• DATASET CONTENT

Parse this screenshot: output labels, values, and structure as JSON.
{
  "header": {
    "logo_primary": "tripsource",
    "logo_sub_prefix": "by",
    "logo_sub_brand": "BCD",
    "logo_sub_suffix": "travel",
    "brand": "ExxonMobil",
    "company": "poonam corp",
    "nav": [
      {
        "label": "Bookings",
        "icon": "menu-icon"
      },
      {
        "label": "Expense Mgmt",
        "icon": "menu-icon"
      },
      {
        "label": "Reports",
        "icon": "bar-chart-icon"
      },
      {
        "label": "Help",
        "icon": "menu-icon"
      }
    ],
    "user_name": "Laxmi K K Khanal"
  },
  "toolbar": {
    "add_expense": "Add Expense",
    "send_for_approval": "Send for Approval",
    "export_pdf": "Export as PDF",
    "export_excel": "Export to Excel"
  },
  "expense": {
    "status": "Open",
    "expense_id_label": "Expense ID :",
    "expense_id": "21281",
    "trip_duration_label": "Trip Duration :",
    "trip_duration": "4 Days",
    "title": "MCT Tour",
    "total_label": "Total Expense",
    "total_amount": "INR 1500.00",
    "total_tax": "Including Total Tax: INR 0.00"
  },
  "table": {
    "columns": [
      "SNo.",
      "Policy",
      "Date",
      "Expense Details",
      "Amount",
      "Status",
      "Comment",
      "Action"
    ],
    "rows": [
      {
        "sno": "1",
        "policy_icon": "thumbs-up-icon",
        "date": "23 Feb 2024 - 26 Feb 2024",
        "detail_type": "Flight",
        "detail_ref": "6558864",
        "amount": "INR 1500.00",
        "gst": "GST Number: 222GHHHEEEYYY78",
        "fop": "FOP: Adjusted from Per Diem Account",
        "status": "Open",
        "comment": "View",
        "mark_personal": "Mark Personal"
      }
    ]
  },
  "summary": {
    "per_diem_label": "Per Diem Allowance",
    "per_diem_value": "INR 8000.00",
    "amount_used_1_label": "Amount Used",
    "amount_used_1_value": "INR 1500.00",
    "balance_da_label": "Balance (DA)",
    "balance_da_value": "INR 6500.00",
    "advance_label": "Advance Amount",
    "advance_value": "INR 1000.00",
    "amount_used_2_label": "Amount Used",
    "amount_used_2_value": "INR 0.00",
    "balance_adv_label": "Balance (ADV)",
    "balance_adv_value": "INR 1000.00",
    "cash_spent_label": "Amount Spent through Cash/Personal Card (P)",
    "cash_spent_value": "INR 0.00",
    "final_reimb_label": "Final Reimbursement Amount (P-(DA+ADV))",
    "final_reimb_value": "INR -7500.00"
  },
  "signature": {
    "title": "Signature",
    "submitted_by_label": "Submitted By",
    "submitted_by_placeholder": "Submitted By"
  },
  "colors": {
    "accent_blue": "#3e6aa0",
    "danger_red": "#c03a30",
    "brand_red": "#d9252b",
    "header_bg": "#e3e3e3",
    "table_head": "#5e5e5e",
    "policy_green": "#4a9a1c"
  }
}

• CHALLENGE
Take the entries above and copy them out exactly.

• SOLUTION TO THIS EXERCISE
Parse this screenshot: output labels, values, and structure as JSON.
{
  "header": {
    "logo_primary": "tripsource",
    "logo_sub_prefix": "by",
    "logo_sub_brand": "BCD",
    "logo_sub_suffix": "travel",
    "brand": "ExxonMobil",
    "company": "poonam corp",
    "nav": [
      {
        "label": "Bookings",
        "icon": "menu-icon"
      },
      {
        "label": "Expense Mgmt",
        "icon": "menu-icon"
      },
      {
        "label": "Reports",
        "icon": "bar-chart-icon"
      },
      {
        "label": "Help",
        "icon": "menu-icon"
      }
    ],
    "user_name": "Laxmi K K Khanal"
  },
  "toolbar": {
    "add_expense": "Add Expense",
    "send_for_approval": "Send for Approval",
    "export_pdf": "Export as PDF",
    "export_excel": "Export to Excel"
  },
  "expense": {
    "status": "Open",
    "expense_id_label": "Expense ID :",
    "expense_id": "21281",
    "trip_duration_label": "Trip Duration :",
    "trip_duration": "4 Days",
    "title": "MCT Tour",
    "total_label": "Total Expense",
    "total_amount": "INR 1500.00",
    "total_tax": "Including Total Tax: INR 0.00"
  },
  "table": {
    "columns": [
      "SNo.",
      "Policy",
      "Date",
      "Expense Details",
      "Amount",
      "Status",
      "Comment",
      "Action"
    ],
    "rows": [
      {
        "sno": "1",
        "policy_icon": "thumbs-up-icon",
        "date": "23 Feb 2024 - 26 Feb 2024",
        "detail_type": "Flight",
        "detail_ref": "6558864",
        "amount": "INR 1500.00",
        "gst": "GST Number: 222GHHHEEEYYY78",
        "fop": "FOP: Adjusted from Per Diem Account",
        "status": "Open",
        "comment": "View",
        "mark_personal": "Mark Personal"
      }
    ]
  },
  "summary": {
    "per_diem_label": "Per Diem Allowance",
    "per_diem_value": "INR 8000.00",
    "amount_used_1_label": "Amount Used",
    "amount_used_1_value": "INR 1500.00",
    "balance_da_label": "Balance (DA)",
    "balance_da_value": "INR 6500.00",
    "advance_label": "Advance Amount",
    "advance_value": "INR 1000.00",
    "amount_used_2_label": "Amount Used",
    "amount_used_2_value": "INR 0.00",
    "balance_adv_label": "Balance (ADV)",
    "balance_adv_value": "INR 1000.00",
    "cash_spent_label": "Amount Spent through Cash/Personal Card (P)",
    "cash_spent_value": "INR 0.00",
    "final_reimb_label": "Final Reimbursement Amount (P-(DA+ADV))",
    "final_reimb_value": "INR -7500.00"
  },
  "signature": {
    "title": "Signature",
    "submitted_by_label": "Submitted By",
    "submitted_by_placeholder": "Submitted By"
  },
  "colors": {
    "accent_blue": "#3e6aa0",
    "danger_red": "#c03a30",
    "brand_red": "#d9252b",
    "header_bg": "#e3e3e3",
    "table_head": "#5e5e5e",
    "policy_green": "#4a9a1c"
  }
}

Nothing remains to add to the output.